### Records provided

○ ○ ○ ○ ○ ○ ○

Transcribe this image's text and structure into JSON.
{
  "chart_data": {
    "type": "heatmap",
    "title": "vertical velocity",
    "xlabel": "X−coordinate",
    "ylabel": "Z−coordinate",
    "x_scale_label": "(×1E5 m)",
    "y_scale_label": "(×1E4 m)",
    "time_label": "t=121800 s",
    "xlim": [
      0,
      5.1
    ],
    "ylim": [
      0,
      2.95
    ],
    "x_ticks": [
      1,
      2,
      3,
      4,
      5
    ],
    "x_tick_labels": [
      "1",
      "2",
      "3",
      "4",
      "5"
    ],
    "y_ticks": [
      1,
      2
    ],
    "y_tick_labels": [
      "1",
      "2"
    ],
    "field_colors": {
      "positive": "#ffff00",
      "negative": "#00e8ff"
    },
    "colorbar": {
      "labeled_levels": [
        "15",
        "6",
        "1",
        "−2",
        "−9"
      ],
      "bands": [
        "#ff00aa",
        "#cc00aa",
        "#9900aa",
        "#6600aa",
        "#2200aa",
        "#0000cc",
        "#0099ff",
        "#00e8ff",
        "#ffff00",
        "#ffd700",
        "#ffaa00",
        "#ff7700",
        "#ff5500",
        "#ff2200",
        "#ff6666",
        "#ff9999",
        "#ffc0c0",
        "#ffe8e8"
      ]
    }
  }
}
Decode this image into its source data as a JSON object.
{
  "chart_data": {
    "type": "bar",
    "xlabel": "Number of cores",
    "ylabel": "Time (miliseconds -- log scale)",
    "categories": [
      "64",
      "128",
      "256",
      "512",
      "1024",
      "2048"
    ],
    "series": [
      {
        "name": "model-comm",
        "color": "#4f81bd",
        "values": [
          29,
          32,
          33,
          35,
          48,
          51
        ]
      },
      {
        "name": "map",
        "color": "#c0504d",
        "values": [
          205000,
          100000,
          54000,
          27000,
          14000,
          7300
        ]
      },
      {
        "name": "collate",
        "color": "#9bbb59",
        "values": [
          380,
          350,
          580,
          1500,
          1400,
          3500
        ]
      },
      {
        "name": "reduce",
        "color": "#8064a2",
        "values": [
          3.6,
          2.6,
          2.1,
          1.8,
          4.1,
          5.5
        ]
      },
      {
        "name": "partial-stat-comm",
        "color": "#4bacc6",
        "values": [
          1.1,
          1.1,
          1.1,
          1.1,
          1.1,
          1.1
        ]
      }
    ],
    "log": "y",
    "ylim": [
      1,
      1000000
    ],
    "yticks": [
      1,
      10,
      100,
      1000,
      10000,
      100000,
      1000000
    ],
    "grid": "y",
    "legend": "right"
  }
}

○ ○ ○ ○ ○ ○ ○

From the listing above, copy every line that includes the word "xlabel".

### Answer to this problem
    "xlabel": "X−coordinate",
    "xlabel": "Number of cores",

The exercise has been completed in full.